**Aim**.
Set the data down again, exactly as it reads, but without the pictures.
[Start]
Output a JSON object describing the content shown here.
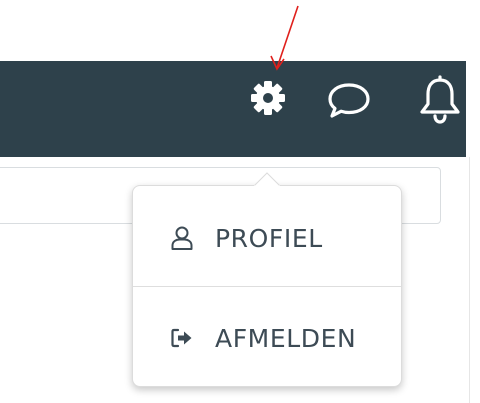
{
  "colors": {
    "topbar_background": "#2e414b",
    "icon_color": "#ffffff",
    "menu_text": "#3d4b55",
    "annotation": "#e0201c"
  },
  "header": {
    "icons": [
      "gear-icon",
      "chat-bubble-icon",
      "bell-icon"
    ]
  },
  "dropdown": {
    "items": [
      {
        "label": "PROFIEL",
        "icon": "user-icon"
      },
      {
        "label": "AFMELDEN",
        "icon": "sign-out-icon"
      }
    ]
  },
  "annotation": {
    "type": "arrow",
    "points_to": "settings-button"
  }
}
[End]
**Final result**.
Output a JSON object describing the content shown here.
{
  "colors": {
    "topbar_background": "#2e414b",
    "icon_color": "#ffffff",
    "menu_text": "#3d4b55",
    "annotation": "#e0201c"
  },
  "header": {
    "icons": [
      "gear-icon",
      "chat-bubble-icon",
      "bell-icon"
    ]
  },
  "dropdown": {
    "items": [
      {
        "label": "PROFIEL",
        "icon": "user-icon"
      },
      {
        "label": "AFMELDEN",
        "icon": "sign-out-icon"
      }
    ]
  },
  "annotation": {
    "type": "arrow",
    "points_to": "settings-button"
  }
}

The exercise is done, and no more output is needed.